----- Records provided

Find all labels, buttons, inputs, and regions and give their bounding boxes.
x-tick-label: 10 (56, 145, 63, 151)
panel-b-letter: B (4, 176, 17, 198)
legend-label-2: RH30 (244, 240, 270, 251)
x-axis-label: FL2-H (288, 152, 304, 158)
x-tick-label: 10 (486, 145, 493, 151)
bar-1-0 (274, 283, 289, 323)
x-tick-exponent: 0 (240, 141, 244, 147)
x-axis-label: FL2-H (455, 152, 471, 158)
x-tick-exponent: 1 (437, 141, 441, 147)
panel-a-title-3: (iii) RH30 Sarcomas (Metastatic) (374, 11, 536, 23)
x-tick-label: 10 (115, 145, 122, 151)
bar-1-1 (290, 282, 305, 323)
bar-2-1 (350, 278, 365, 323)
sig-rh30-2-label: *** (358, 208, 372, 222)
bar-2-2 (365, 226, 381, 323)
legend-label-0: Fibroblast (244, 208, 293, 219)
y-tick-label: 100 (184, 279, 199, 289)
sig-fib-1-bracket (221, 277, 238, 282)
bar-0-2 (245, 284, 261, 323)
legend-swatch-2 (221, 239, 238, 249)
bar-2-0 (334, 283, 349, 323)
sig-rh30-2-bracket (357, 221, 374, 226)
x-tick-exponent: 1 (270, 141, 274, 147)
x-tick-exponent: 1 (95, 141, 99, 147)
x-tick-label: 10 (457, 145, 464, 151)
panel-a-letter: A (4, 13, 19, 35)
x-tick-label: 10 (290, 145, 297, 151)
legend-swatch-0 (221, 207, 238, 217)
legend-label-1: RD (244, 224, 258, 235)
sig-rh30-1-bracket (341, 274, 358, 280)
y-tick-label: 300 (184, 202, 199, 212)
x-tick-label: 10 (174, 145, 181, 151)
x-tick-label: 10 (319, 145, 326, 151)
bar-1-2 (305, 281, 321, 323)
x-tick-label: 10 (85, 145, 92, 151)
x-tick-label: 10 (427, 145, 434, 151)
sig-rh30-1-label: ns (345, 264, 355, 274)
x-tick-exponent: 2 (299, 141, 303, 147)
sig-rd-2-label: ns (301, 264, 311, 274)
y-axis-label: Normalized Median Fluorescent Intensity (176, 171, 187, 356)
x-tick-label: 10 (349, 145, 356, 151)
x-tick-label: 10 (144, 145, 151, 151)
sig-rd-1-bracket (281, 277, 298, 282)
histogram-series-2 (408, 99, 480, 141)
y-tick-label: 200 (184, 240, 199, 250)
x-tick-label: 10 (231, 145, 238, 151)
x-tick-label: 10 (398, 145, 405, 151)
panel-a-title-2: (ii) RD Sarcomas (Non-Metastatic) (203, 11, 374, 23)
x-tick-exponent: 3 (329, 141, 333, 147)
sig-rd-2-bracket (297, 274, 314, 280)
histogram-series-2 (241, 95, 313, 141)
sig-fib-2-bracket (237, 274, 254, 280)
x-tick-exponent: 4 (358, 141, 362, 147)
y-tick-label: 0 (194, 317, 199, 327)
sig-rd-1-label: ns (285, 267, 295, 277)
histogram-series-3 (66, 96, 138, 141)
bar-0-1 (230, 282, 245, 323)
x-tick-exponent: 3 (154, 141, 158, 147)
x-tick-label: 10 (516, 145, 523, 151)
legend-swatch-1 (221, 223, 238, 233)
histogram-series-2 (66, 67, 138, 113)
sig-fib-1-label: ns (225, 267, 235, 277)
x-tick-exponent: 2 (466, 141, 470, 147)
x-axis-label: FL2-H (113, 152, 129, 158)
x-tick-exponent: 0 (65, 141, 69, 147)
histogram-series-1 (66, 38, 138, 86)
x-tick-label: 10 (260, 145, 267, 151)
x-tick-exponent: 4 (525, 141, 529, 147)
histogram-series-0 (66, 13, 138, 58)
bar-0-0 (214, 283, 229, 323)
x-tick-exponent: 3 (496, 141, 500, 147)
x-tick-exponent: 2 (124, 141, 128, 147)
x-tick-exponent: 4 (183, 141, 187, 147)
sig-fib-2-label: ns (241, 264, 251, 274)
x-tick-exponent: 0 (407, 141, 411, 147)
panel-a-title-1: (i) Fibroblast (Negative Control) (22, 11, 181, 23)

----------

[Work to complete]
Reproduce the records above word for word, every line in its original order.

[The completed task]
Find all labels, buttons, inputs, and regions and give their bounding boxes.
x-tick-label: 10 (56, 145, 63, 151)
panel-b-letter: B (4, 176, 17, 198)
legend-label-2: RH30 (244, 240, 270, 251)
x-axis-label: FL2-H (288, 152, 304, 158)
x-tick-label: 10 (486, 145, 493, 151)
bar-1-0 (274, 283, 289, 323)
x-tick-exponent: 0 (240, 141, 244, 147)
x-axis-label: FL2-H (455, 152, 471, 158)
x-tick-exponent: 1 (437, 141, 441, 147)
panel-a-title-3: (iii) RH30 Sarcomas (Metastatic) (374, 11, 536, 23)
x-tick-label: 10 (115, 145, 122, 151)
bar-1-1 (290, 282, 305, 323)
bar-2-1 (350, 278, 365, 323)
sig-rh30-2-label: *** (358, 208, 372, 222)
bar-2-2 (365, 226, 381, 323)
legend-label-0: Fibroblast (244, 208, 293, 219)
y-tick-label: 100 (184, 279, 199, 289)
sig-fib-1-bracket (221, 277, 238, 282)
bar-0-2 (245, 284, 261, 323)
legend-swatch-2 (221, 239, 238, 249)
bar-2-0 (334, 283, 349, 323)
sig-rh30-2-bracket (357, 221, 374, 226)
x-tick-exponent: 1 (270, 141, 274, 147)
x-tick-exponent: 1 (95, 141, 99, 147)
x-tick-label: 10 (457, 145, 464, 151)
panel-a-letter: A (4, 13, 19, 35)
x-tick-label: 10 (290, 145, 297, 151)
legend-swatch-0 (221, 207, 238, 217)
legend-label-1: RD (244, 224, 258, 235)
sig-rh30-1-bracket (341, 274, 358, 280)
y-tick-label: 300 (184, 202, 199, 212)
x-tick-label: 10 (174, 145, 181, 151)
x-tick-label: 10 (319, 145, 326, 151)
bar-1-2 (305, 281, 321, 323)
x-tick-label: 10 (85, 145, 92, 151)
x-tick-label: 10 (427, 145, 434, 151)
sig-rh30-1-label: ns (345, 264, 355, 274)
x-tick-exponent: 2 (299, 141, 303, 147)
sig-rd-2-label: ns (301, 264, 311, 274)
y-axis-label: Normalized Median Fluorescent Intensity (176, 171, 187, 356)
x-tick-label: 10 (349, 145, 356, 151)
x-tick-label: 10 (144, 145, 151, 151)
sig-rd-1-bracket (281, 277, 298, 282)
histogram-series-2 (408, 99, 480, 141)
y-tick-label: 200 (184, 240, 199, 250)
x-tick-label: 10 (231, 145, 238, 151)
x-tick-label: 10 (398, 145, 405, 151)
panel-a-title-2: (ii) RD Sarcomas (Non-Metastatic) (203, 11, 374, 23)
x-tick-exponent: 3 (329, 141, 333, 147)
sig-rd-2-bracket (297, 274, 314, 280)
histogram-series-2 (241, 95, 313, 141)
sig-fib-2-bracket (237, 274, 254, 280)
x-tick-exponent: 4 (358, 141, 362, 147)
y-tick-label: 0 (194, 317, 199, 327)
sig-rd-1-label: ns (285, 267, 295, 277)
histogram-series-3 (66, 96, 138, 141)
bar-0-1 (230, 282, 245, 323)
x-tick-exponent: 3 (154, 141, 158, 147)
x-tick-label: 10 (516, 145, 523, 151)
legend-swatch-1 (221, 223, 238, 233)
histogram-series-2 (66, 67, 138, 113)
sig-fib-1-label: ns (225, 267, 235, 277)
x-tick-exponent: 2 (466, 141, 470, 147)
x-axis-label: FL2-H (113, 152, 129, 158)
x-tick-exponent: 0 (65, 141, 69, 147)
histogram-series-1 (66, 38, 138, 86)
x-tick-label: 10 (260, 145, 267, 151)
x-tick-exponent: 4 (525, 141, 529, 147)
histogram-series-0 (66, 13, 138, 58)
bar-0-0 (214, 283, 229, 323)
x-tick-exponent: 3 (496, 141, 500, 147)
x-tick-exponent: 2 (124, 141, 128, 147)
x-tick-exponent: 4 (183, 141, 187, 147)
sig-fib-2-label: ns (241, 264, 251, 274)
x-tick-exponent: 0 (407, 141, 411, 147)
panel-a-title-1: (i) Fibroblast (Negative Control) (22, 11, 181, 23)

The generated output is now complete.